### SHORT PROBLEM
Copy every line of the data that includes the string "диэлектрические".

### INFORMATION PROVIDED

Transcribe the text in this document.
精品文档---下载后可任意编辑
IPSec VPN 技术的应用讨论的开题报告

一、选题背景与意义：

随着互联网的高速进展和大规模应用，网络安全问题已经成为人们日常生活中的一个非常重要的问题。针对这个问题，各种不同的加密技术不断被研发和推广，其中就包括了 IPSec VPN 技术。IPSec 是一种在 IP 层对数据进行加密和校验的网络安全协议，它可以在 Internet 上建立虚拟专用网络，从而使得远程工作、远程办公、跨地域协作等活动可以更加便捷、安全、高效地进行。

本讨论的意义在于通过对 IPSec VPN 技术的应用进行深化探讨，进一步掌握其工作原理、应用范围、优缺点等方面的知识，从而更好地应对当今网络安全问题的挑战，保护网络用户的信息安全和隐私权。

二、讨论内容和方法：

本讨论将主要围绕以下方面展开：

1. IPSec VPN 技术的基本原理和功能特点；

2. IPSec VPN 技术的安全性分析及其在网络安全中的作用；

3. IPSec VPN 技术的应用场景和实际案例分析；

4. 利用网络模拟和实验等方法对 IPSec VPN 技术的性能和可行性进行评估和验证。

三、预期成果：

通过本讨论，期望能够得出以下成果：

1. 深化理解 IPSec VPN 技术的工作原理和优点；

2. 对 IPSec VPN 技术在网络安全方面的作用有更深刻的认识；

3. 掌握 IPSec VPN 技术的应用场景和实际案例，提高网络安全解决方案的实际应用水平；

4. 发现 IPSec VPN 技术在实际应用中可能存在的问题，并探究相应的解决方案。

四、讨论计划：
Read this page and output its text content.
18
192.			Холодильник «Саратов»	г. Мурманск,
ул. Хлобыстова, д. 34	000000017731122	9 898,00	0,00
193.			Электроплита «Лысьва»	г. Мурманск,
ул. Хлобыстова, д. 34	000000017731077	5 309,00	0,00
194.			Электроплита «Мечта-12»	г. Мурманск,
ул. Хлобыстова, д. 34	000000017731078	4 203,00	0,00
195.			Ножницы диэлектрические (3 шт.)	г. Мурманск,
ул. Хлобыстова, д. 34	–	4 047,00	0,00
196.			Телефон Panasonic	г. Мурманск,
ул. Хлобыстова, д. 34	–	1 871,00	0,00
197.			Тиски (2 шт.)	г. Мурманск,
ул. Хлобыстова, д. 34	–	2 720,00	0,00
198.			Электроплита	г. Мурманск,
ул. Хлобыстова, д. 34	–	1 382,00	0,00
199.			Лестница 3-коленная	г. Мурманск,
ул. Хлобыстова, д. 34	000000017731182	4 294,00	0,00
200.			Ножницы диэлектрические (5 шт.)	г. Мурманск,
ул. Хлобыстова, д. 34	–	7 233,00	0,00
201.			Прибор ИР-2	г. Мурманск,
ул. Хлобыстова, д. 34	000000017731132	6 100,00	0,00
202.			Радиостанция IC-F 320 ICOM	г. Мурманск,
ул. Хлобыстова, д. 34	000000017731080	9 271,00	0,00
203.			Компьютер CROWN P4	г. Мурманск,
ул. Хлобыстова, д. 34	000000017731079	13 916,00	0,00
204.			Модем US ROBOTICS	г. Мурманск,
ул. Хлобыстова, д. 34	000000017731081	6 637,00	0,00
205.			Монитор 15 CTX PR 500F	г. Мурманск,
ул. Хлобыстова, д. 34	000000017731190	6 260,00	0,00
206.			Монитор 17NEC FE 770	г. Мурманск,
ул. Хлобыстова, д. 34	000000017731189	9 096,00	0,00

### REPLY
195.			Ножницы диэлектрические (3 шт.)	г. Мурманск,
200.			Ножницы диэлектрические (5 шт.)	г. Мурманск,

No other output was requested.